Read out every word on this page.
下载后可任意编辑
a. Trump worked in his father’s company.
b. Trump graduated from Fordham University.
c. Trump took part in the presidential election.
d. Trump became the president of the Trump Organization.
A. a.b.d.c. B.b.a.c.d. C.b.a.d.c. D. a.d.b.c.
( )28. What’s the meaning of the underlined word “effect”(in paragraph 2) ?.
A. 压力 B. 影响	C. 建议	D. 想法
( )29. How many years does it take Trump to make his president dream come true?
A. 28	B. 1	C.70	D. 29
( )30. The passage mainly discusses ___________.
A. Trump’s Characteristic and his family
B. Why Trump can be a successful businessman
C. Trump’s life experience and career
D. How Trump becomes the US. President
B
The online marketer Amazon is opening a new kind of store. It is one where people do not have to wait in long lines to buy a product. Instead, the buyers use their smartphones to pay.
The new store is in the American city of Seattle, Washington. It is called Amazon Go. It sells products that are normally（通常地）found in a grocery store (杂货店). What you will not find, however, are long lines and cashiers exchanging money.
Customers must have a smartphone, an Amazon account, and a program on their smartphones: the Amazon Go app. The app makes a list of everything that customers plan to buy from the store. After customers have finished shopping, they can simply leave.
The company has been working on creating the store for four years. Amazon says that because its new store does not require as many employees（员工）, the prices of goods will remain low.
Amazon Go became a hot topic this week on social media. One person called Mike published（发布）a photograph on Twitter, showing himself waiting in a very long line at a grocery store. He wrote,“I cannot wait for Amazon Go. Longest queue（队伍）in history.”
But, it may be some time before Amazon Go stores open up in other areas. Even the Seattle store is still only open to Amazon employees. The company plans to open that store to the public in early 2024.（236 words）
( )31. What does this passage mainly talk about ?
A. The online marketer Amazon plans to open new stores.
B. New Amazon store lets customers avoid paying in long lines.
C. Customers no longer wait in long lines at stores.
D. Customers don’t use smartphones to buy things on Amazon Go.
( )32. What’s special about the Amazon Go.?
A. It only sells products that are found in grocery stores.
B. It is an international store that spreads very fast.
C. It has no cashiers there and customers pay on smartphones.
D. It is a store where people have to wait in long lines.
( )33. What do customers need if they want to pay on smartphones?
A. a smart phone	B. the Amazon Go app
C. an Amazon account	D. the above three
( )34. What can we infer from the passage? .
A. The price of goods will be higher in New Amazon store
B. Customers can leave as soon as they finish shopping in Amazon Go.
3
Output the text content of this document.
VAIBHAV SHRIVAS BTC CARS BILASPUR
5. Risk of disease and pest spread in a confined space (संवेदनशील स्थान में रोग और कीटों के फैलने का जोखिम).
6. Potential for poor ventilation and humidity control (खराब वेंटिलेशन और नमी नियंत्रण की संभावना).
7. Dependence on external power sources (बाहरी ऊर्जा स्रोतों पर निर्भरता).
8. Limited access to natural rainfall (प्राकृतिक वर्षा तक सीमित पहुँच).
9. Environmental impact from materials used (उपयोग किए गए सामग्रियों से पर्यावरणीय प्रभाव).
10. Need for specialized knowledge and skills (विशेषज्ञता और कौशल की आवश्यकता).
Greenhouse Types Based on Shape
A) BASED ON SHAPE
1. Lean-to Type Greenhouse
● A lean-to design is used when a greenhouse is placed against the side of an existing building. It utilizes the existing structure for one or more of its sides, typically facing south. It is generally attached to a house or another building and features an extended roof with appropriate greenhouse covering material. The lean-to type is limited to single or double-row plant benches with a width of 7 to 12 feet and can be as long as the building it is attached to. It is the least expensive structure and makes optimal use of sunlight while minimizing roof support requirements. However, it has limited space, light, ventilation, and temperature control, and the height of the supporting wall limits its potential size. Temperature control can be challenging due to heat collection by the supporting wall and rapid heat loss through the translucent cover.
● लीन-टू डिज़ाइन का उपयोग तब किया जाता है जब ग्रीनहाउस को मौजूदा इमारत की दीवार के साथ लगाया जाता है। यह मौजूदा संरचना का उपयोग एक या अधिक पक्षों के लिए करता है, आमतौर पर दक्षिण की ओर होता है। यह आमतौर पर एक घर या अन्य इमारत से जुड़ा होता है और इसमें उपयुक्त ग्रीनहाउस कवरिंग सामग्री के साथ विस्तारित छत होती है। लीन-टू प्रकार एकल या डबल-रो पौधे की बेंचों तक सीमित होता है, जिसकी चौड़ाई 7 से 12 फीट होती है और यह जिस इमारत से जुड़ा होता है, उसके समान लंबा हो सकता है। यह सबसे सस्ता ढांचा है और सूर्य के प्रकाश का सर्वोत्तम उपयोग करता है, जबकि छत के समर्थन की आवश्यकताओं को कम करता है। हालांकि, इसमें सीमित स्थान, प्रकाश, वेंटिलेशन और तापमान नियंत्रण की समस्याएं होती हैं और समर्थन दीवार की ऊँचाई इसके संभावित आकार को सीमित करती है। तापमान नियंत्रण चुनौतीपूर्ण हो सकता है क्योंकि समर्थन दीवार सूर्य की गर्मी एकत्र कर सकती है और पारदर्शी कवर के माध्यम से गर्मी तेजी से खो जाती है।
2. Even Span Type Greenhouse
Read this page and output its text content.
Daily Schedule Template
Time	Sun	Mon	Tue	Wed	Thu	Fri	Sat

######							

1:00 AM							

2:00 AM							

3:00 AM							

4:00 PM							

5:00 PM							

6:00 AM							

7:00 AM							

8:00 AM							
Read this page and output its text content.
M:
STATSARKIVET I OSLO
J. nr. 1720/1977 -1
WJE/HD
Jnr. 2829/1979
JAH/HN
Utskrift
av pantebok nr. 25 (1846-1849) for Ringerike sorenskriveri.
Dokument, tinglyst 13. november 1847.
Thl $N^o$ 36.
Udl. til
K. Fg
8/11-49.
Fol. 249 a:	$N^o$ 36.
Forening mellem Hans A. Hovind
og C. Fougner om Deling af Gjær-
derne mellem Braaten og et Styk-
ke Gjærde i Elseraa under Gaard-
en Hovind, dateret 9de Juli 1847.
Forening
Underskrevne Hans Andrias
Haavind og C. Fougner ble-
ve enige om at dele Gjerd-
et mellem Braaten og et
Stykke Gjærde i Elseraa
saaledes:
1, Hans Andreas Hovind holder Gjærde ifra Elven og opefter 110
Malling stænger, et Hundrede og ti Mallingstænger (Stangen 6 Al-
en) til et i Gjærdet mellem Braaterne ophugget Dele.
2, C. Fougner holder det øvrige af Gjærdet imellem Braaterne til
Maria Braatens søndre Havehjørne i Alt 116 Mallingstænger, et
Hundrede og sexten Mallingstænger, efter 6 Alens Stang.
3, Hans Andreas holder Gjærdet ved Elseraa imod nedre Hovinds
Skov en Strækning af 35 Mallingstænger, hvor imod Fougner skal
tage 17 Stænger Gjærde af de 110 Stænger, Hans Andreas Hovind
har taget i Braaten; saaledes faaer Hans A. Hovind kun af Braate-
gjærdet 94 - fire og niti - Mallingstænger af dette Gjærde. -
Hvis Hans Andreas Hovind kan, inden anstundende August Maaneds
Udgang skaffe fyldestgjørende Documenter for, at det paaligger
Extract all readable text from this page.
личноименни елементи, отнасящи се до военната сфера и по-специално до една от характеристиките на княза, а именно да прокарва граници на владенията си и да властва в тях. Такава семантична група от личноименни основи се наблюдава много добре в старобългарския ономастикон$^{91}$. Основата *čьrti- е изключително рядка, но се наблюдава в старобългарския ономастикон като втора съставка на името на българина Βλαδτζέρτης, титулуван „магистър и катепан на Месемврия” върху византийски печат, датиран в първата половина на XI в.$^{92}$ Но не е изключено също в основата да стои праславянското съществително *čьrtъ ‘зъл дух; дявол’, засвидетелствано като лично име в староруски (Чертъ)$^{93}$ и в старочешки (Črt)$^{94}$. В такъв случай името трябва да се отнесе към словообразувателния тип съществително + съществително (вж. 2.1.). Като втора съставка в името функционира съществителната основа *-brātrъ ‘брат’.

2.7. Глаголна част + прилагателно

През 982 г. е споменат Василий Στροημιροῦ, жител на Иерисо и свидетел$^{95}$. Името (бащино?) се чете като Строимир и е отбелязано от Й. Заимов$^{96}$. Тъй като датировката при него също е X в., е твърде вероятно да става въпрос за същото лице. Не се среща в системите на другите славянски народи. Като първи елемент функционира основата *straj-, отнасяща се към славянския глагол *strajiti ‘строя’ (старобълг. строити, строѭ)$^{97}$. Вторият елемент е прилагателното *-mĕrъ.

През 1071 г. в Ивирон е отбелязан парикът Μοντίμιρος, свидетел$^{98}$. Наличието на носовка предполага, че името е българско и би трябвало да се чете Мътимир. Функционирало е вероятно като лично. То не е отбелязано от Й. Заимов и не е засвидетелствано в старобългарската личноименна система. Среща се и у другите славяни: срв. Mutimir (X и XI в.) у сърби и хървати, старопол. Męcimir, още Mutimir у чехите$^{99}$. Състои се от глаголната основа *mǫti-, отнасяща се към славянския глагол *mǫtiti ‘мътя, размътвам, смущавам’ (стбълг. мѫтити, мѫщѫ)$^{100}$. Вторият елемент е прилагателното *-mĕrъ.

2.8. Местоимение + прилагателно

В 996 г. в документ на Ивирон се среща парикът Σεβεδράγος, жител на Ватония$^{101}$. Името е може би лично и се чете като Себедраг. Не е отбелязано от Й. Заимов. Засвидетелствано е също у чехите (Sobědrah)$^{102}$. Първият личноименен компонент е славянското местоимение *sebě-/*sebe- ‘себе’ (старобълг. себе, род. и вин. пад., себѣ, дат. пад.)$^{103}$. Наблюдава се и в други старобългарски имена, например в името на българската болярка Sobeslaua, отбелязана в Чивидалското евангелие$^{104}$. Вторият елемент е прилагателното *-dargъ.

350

-=-=-

WHAT IS NEEDED: Locate all lines in the listing above with the word "years". Copy them.

SOLUTION TO THIS EXERCISE:
( )29. How many years does it take Trump to make his president dream come true?
The company has been working on creating the store for four years. Amazon says that because its new store does not require as many employees（员工）, the prices of goods will remain low.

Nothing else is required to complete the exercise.